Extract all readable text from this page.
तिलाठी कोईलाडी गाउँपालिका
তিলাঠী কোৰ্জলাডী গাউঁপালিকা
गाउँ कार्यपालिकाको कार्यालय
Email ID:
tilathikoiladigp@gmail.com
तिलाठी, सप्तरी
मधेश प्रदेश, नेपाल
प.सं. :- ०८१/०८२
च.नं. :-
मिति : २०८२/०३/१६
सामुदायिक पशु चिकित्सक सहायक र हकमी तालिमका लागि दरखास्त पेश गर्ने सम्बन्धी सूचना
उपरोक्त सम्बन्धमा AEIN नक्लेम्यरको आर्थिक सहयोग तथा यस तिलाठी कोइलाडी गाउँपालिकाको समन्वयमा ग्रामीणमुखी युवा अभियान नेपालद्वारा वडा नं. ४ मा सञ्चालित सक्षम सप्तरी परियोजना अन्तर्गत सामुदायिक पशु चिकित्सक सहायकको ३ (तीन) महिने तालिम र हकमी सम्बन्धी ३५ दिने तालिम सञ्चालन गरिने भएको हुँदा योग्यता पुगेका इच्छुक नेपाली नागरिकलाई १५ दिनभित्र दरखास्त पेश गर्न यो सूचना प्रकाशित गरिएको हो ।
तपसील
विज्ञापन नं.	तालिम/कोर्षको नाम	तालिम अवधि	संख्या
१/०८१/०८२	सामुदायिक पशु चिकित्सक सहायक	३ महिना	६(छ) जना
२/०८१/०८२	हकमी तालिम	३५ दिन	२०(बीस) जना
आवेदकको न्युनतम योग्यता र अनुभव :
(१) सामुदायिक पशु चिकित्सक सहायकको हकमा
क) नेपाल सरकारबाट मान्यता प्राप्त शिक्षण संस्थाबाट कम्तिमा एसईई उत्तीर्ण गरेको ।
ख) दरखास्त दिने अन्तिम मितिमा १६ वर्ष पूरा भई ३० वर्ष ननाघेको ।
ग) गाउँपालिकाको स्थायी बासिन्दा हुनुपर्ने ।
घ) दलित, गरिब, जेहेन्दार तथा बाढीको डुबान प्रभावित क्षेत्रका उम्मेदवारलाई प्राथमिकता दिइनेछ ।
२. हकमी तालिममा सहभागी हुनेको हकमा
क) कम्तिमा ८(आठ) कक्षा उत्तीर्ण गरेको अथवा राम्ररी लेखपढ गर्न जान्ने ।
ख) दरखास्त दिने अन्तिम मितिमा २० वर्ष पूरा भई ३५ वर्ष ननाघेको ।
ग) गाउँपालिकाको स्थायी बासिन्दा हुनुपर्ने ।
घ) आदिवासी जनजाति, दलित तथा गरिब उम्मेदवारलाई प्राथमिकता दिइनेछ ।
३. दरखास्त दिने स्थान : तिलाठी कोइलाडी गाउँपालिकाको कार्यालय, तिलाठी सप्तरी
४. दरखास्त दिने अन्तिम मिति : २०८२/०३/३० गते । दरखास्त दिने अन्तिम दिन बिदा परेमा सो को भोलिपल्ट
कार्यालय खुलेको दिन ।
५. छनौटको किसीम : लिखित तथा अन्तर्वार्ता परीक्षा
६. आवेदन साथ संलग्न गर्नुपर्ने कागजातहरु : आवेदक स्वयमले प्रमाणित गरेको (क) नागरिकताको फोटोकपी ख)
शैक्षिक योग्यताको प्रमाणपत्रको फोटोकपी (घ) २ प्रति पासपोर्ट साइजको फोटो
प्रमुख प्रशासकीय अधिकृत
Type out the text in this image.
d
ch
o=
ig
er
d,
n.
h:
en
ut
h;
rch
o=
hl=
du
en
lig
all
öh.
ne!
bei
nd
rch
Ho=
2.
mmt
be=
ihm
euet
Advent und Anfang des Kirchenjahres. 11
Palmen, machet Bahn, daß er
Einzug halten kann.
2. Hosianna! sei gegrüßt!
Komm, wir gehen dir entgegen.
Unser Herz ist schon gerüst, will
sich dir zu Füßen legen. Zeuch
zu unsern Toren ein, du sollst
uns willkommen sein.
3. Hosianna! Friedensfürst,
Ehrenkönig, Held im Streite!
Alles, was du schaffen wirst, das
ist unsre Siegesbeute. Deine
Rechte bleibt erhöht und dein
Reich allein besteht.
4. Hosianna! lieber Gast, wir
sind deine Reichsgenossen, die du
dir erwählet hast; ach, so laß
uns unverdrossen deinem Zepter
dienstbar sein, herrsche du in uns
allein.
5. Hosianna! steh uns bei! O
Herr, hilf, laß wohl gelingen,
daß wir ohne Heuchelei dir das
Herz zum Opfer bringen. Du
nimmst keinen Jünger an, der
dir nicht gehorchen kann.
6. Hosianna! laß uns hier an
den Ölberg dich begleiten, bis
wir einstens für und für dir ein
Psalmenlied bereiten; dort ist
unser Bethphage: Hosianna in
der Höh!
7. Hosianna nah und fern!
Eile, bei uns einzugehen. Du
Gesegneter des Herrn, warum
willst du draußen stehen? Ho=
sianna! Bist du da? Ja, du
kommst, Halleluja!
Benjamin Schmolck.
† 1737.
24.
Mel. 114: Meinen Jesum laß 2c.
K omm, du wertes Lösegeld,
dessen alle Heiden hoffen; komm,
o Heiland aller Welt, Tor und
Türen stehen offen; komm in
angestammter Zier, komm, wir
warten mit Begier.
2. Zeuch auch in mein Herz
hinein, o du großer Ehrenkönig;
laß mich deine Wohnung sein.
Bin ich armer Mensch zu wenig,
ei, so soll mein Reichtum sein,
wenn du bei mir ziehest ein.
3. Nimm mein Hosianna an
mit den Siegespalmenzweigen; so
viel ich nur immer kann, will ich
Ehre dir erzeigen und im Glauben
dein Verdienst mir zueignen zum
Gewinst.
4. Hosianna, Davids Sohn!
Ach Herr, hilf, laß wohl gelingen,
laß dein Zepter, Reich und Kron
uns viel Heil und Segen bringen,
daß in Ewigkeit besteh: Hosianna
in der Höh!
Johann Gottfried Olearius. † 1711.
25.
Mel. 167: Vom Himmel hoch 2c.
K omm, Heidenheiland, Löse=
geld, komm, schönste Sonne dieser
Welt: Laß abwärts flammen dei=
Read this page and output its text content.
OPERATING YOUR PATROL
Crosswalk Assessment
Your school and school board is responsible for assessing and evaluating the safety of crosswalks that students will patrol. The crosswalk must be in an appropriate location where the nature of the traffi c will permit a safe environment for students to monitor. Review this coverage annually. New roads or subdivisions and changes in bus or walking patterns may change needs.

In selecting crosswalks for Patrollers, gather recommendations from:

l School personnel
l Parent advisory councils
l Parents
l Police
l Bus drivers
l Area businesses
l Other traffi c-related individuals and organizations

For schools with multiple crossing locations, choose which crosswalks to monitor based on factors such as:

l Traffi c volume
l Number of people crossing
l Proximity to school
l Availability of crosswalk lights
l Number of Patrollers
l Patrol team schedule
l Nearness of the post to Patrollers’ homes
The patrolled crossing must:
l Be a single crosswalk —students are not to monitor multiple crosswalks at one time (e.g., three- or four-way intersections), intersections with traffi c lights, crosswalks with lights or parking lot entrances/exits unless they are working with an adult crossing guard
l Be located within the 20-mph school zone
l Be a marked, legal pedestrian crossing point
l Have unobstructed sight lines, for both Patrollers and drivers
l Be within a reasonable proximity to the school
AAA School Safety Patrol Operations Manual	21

------------------------------------------------------------------------

▸ TO DO
Extract all lines that hold the word "wohl".

▸ EXERCISE RESPONSE
Herr, hilf, laß wohl gelingen,
Ach Herr, hilf, laß wohl gelingen,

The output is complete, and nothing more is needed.